### EXERCISE INSTRUCTIONS
Could you write out the records below exactly as they appear?

### DATA FOR PROCESSING
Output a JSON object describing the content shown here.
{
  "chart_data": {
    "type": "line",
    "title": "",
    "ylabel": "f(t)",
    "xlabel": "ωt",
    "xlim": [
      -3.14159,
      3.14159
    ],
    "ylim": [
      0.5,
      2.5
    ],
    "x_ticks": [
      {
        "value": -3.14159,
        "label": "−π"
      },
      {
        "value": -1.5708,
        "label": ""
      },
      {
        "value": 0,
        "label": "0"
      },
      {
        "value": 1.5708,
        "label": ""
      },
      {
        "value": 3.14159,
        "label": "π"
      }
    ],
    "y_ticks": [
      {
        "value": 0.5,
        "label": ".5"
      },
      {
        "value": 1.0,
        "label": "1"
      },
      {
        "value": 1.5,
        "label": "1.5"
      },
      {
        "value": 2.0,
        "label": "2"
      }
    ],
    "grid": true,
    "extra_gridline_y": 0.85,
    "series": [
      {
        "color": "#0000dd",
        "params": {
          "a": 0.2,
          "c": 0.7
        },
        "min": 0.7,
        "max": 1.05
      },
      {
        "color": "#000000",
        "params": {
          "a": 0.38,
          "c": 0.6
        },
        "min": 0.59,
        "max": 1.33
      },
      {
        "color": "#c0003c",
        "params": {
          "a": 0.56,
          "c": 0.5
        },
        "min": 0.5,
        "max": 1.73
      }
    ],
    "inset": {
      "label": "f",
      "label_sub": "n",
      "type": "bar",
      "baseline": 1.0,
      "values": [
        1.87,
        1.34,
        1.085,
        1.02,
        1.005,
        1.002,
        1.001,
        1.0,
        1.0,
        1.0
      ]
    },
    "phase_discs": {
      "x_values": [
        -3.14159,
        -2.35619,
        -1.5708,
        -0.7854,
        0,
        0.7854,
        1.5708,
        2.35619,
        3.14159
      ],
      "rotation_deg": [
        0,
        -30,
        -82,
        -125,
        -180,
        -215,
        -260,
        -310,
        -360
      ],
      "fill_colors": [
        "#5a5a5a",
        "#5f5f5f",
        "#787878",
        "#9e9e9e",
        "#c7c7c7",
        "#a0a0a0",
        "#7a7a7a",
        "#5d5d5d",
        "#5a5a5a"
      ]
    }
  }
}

### WRITTEN ANSWER
Output a JSON object describing the content shown here.
{
  "chart_data": {
    "type": "line",
    "title": "",
    "ylabel": "f(t)",
    "xlabel": "ωt",
    "xlim": [
      -3.14159,
      3.14159
    ],
    "ylim": [
      0.5,
      2.5
    ],
    "x_ticks": [
      {
        "value": -3.14159,
        "label": "−π"
      },
      {
        "value": -1.5708,
        "label": ""
      },
      {
        "value": 0,
        "label": "0"
      },
      {
        "value": 1.5708,
        "label": ""
      },
      {
        "value": 3.14159,
        "label": "π"
      }
    ],
    "y_ticks": [
      {
        "value": 0.5,
        "label": ".5"
      },
      {
        "value": 1.0,
        "label": "1"
      },
      {
        "value": 1.5,
        "label": "1.5"
      },
      {
        "value": 2.0,
        "label": "2"
      }
    ],
    "grid": true,
    "extra_gridline_y": 0.85,
    "series": [
      {
        "color": "#0000dd",
        "params": {
          "a": 0.2,
          "c": 0.7
        },
        "min": 0.7,
        "max": 1.05
      },
      {
        "color": "#000000",
        "params": {
          "a": 0.38,
          "c": 0.6
        },
        "min": 0.59,
        "max": 1.33
      },
      {
        "color": "#c0003c",
        "params": {
          "a": 0.56,
          "c": 0.5
        },
        "min": 0.5,
        "max": 1.73
      }
    ],
    "inset": {
      "label": "f",
      "label_sub": "n",
      "type": "bar",
      "baseline": 1.0,
      "values": [
        1.87,
        1.34,
        1.085,
        1.02,
        1.005,
        1.002,
        1.001,
        1.0,
        1.0,
        1.0
      ]
    },
    "phase_discs": {
      "x_values": [
        -3.14159,
        -2.35619,
        -1.5708,
        -0.7854,
        0,
        0.7854,
        1.5708,
        2.35619,
        3.14159
      ],
      "rotation_deg": [
        0,
        -30,
        -82,
        -125,
        -180,
        -215,
        -260,
        -310,
        -360
      ],
      "fill_colors": [
        "#5a5a5a",
        "#5f5f5f",
        "#787878",
        "#9e9e9e",
        "#c7c7c7",
        "#a0a0a0",
        "#7a7a7a",
        "#5d5d5d",
        "#5a5a5a"
      ]
    }
  }
}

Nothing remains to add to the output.